== What is needed ==
Wherever the string "left" occurs in a line of these records, report that line.

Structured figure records
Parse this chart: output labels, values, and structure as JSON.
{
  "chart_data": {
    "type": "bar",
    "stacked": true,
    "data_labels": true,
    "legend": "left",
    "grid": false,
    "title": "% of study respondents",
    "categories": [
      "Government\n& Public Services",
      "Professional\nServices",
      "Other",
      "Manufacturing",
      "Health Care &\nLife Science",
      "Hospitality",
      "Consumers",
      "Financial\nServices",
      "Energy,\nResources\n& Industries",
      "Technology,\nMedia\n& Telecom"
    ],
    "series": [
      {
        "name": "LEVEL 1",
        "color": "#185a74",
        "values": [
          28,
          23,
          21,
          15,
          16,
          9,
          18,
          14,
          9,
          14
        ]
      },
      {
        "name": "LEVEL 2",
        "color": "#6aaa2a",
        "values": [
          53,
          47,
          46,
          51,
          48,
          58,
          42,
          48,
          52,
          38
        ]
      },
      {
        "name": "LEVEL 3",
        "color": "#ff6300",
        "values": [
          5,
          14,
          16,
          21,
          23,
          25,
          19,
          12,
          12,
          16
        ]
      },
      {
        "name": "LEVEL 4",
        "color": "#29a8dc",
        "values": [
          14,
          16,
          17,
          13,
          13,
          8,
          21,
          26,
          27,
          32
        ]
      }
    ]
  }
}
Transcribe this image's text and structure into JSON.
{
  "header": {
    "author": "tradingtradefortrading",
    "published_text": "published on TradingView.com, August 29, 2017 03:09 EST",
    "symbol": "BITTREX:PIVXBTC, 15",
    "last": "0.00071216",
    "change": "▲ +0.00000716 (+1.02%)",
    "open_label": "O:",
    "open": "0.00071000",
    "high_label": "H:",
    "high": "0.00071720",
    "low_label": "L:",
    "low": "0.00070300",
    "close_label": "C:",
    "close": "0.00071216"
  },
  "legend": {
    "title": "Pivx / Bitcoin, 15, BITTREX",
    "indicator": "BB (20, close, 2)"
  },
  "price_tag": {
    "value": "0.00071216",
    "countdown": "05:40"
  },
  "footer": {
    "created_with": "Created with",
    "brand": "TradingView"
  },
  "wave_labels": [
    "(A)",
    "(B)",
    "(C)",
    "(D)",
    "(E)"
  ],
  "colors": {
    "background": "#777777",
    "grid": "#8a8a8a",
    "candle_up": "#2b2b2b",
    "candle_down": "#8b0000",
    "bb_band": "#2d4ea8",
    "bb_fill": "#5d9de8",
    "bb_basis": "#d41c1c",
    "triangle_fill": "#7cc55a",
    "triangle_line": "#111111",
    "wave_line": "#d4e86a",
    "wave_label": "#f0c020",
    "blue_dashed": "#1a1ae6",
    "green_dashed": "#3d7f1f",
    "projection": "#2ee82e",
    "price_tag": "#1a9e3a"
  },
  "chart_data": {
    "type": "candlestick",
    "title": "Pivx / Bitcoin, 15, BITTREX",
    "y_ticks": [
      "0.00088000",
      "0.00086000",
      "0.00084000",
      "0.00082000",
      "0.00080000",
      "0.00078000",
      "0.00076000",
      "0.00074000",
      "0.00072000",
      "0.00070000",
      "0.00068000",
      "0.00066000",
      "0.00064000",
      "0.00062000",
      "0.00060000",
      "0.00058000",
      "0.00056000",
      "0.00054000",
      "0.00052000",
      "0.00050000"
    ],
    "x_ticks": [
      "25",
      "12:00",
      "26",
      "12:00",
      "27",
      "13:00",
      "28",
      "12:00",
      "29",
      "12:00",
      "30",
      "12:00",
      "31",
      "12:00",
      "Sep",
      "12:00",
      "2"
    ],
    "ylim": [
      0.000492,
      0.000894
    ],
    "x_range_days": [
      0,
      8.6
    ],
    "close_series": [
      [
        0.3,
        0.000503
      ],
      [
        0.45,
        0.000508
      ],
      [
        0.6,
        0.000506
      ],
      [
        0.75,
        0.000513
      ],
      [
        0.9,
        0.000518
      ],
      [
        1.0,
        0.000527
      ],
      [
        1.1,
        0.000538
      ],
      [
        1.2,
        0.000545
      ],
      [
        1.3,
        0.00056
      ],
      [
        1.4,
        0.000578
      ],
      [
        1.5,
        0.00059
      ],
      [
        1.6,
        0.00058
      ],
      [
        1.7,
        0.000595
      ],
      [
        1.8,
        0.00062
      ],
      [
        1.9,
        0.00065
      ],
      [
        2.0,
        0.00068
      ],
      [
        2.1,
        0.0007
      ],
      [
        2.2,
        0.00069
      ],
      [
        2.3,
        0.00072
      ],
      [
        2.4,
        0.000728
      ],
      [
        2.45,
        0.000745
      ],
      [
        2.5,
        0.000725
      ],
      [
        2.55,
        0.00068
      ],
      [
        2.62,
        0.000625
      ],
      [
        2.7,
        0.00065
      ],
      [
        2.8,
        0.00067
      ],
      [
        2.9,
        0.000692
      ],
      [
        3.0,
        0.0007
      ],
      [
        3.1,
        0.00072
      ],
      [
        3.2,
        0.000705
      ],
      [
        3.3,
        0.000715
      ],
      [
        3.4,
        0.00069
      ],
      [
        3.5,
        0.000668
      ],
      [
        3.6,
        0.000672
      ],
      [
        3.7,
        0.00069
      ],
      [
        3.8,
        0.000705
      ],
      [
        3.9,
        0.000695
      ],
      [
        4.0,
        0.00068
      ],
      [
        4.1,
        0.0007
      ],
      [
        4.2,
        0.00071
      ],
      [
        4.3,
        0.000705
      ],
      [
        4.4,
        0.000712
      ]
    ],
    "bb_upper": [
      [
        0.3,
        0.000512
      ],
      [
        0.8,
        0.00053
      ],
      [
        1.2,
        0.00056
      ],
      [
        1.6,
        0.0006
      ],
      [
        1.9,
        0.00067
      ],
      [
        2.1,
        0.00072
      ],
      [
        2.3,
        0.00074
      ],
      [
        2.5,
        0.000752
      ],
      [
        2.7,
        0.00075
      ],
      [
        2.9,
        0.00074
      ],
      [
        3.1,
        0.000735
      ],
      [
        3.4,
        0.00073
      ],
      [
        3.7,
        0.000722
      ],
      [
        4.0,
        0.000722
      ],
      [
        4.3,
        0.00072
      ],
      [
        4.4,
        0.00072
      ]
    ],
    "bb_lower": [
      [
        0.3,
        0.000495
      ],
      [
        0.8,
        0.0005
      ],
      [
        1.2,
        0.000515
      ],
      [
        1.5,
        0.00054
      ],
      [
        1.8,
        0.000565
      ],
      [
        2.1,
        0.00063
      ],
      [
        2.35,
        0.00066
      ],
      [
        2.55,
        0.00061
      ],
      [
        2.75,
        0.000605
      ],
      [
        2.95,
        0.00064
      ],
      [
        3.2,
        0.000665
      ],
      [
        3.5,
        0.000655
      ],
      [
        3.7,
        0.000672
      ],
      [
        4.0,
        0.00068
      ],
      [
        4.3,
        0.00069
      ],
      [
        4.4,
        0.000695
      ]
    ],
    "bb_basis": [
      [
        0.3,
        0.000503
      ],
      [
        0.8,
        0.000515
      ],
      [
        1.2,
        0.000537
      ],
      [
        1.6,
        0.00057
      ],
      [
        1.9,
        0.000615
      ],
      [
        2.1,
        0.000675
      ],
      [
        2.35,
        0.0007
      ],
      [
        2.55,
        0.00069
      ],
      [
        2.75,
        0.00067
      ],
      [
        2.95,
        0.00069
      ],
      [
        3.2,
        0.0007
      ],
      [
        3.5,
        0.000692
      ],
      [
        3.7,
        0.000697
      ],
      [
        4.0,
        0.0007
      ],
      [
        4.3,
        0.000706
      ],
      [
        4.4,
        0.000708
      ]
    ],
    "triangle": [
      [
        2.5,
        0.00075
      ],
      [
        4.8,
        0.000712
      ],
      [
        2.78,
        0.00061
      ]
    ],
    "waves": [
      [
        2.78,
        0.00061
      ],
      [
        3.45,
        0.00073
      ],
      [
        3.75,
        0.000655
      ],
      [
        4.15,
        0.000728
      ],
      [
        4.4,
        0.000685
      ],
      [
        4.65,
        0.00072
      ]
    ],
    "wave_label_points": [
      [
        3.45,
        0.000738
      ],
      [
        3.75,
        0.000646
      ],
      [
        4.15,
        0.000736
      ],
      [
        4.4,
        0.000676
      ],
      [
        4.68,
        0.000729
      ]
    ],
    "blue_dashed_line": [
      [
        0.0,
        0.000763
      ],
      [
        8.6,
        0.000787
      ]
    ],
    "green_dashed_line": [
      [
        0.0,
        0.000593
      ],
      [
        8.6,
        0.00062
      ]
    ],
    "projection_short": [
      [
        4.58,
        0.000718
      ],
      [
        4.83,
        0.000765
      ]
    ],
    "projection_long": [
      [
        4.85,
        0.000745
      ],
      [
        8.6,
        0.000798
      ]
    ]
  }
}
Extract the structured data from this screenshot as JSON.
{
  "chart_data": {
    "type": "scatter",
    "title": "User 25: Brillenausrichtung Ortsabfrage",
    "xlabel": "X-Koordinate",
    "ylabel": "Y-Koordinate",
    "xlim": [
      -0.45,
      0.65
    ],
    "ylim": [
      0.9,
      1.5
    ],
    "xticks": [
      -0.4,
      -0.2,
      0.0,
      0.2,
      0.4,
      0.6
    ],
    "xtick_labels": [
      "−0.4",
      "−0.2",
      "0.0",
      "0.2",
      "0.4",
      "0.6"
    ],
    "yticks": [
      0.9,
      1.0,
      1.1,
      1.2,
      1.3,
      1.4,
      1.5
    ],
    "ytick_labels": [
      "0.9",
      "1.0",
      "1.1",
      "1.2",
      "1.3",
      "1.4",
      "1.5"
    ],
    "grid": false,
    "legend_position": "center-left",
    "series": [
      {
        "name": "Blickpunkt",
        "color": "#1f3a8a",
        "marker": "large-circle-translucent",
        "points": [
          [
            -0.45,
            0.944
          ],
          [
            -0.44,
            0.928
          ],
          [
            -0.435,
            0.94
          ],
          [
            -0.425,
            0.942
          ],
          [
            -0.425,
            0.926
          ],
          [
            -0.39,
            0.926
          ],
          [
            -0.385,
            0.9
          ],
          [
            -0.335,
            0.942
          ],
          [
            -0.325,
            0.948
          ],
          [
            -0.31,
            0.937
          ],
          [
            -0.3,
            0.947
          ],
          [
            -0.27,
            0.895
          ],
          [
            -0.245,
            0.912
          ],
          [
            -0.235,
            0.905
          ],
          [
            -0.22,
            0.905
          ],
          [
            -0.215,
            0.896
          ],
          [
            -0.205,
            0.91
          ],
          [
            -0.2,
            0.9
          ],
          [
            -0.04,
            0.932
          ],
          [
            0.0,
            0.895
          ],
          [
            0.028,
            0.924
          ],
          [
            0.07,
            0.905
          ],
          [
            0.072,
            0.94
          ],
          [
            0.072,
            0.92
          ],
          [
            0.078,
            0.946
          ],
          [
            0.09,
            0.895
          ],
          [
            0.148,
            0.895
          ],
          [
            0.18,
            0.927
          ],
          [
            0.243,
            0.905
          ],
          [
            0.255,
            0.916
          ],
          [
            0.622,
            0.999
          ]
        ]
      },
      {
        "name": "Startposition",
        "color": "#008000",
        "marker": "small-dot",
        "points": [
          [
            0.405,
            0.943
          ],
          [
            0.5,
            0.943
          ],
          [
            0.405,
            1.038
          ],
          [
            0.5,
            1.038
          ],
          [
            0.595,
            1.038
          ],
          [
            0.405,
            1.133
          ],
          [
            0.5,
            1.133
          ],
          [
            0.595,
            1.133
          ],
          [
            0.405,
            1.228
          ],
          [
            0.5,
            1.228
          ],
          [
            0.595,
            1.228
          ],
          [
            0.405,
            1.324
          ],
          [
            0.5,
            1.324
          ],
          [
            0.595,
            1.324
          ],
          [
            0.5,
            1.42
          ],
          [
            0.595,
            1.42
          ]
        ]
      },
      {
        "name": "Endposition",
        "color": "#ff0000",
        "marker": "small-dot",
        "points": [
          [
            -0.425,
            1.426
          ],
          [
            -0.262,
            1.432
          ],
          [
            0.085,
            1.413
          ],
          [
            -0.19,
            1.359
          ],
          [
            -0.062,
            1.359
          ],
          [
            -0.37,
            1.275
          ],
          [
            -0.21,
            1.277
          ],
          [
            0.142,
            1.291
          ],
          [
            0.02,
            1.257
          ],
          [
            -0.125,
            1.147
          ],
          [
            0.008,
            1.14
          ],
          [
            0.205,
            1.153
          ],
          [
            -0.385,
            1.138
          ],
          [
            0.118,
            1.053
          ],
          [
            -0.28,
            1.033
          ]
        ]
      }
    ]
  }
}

== Expected answer ==
    "legend": "left",
    "legend_position": "center-left",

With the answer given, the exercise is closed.